• _Given exercise_
Update the entries from the start through the line holding "qr-cell xyxy=(1337,213,1344,220)", both included, replacing "FngrBass" with "FingerBass" and leaving everything else unchanged. Return only those lines.

• _Data shown_

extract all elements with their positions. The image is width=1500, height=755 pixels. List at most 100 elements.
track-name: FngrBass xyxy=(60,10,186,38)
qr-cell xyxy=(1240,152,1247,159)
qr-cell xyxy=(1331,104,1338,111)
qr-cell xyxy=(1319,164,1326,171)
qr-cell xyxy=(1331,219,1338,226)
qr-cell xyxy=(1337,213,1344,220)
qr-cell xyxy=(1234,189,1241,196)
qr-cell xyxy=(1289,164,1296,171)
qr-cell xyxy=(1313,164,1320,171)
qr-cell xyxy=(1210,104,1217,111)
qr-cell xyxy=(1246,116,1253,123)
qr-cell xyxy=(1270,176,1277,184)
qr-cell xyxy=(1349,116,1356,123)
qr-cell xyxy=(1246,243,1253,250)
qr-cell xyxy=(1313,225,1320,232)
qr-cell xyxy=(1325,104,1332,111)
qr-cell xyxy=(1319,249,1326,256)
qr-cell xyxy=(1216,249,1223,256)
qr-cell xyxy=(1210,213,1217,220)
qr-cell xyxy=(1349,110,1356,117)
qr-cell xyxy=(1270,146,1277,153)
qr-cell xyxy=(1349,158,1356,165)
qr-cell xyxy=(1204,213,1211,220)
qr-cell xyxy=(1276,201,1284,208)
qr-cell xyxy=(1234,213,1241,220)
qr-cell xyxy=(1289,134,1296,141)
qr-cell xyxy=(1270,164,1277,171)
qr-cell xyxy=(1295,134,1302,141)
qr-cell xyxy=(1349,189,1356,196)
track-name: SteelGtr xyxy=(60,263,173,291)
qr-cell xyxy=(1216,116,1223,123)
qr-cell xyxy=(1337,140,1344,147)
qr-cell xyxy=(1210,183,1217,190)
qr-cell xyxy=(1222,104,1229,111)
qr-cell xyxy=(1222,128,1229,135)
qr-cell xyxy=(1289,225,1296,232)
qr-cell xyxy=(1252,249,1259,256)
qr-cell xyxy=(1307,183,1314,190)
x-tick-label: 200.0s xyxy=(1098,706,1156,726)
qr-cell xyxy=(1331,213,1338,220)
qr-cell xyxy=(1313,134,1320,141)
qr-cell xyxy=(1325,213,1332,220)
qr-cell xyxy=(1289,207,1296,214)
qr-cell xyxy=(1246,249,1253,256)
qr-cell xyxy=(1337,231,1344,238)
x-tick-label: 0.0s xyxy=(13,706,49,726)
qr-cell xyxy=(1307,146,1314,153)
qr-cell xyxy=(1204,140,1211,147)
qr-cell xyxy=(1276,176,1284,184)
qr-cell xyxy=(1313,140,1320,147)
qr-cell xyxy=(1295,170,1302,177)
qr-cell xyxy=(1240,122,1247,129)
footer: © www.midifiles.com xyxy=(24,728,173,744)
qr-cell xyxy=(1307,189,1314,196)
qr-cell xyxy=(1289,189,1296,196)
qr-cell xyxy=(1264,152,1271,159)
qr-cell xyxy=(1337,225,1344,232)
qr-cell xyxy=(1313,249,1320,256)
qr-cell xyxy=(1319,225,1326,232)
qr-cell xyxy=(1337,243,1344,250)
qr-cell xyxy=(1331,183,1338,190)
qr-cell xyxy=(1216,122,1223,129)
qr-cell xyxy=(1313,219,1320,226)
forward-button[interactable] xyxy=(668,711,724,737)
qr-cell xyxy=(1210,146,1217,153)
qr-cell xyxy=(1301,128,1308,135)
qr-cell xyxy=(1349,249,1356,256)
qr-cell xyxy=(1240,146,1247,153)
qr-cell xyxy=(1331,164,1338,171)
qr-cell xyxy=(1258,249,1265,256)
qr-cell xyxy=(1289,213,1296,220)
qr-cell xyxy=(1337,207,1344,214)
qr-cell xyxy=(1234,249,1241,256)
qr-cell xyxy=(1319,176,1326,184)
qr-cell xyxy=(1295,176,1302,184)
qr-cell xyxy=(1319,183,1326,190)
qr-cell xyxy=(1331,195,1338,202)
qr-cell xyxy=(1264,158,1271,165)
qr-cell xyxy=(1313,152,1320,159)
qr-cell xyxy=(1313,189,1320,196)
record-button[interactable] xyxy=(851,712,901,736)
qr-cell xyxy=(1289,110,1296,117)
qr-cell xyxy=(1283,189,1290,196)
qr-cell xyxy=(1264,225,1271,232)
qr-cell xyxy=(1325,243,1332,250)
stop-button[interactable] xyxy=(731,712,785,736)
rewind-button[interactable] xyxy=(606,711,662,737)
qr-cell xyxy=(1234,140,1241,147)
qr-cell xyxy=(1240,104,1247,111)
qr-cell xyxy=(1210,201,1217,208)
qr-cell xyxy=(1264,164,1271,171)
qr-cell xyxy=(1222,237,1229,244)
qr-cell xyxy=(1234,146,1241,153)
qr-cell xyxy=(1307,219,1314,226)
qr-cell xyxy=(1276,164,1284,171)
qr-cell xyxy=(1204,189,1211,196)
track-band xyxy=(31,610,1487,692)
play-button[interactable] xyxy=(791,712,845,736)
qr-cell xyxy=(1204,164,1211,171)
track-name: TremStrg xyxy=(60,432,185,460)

• _Response to the exercise_
extract all elements with their positions. The image is width=1500, height=755 pixels. List at most 100 elements.
track-name: FingerBass xyxy=(60,10,186,38)
qr-cell xyxy=(1240,152,1247,159)
qr-cell xyxy=(1331,104,1338,111)
qr-cell xyxy=(1319,164,1326,171)
qr-cell xyxy=(1331,219,1338,226)
qr-cell xyxy=(1337,213,1344,220)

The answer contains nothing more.